(Recorded data)
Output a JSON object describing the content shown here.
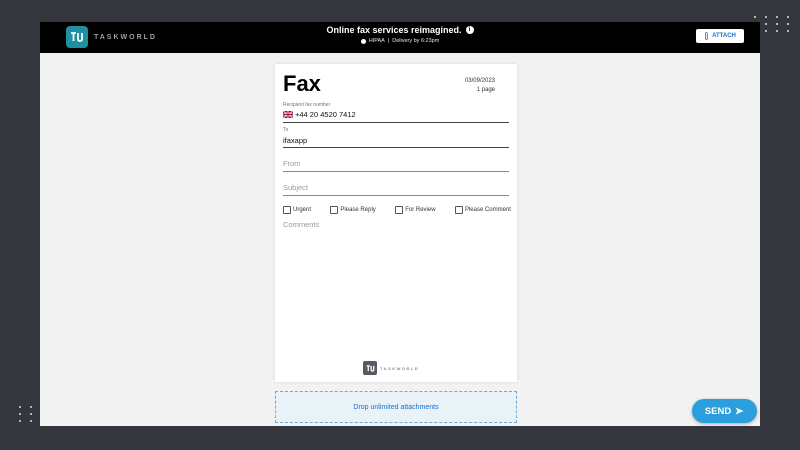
{
  "brand": {
    "name": "TASKWORLD"
  },
  "topbar": {
    "headline": "Online fax services reimagined.",
    "compliance": "HIPAA",
    "separator": "|",
    "delivery": "Delivery by 6:23pm",
    "attach_label": "ATTACH",
    "info_icon": "info-icon",
    "attach_icon": "paperclip-icon"
  },
  "fax": {
    "title": "Fax",
    "date": "03/09/2023",
    "pages": "1 page",
    "recipient_label": "Recipient fax number",
    "recipient_number": "+44 20 4520 7412",
    "recipient_flag": "uk-flag-icon",
    "to_label": "To",
    "to_value": "ifaxapp",
    "from_placeholder": "From",
    "subject_placeholder": "Subject",
    "checkboxes": [
      {
        "label": "Urgent",
        "checked": false
      },
      {
        "label": "Please Reply",
        "checked": false
      },
      {
        "label": "For Review",
        "checked": false
      },
      {
        "label": "Please Comment",
        "checked": false
      }
    ],
    "comments_placeholder": "Comments",
    "footer_brand": "TASKWORLD"
  },
  "dropzone": {
    "label": "Drop unlimited attachments"
  },
  "send": {
    "label": "SEND",
    "icon": "send-arrow-icon"
  },
  "colors": {
    "accent": "#2b9fdd",
    "brand_teal": "#1f8fa3",
    "link_blue": "#1b6fcf"
  }
}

• [Task objective]:
State how many lines include the string "Please", and nothing more.

• [Solution for this exercise]:
2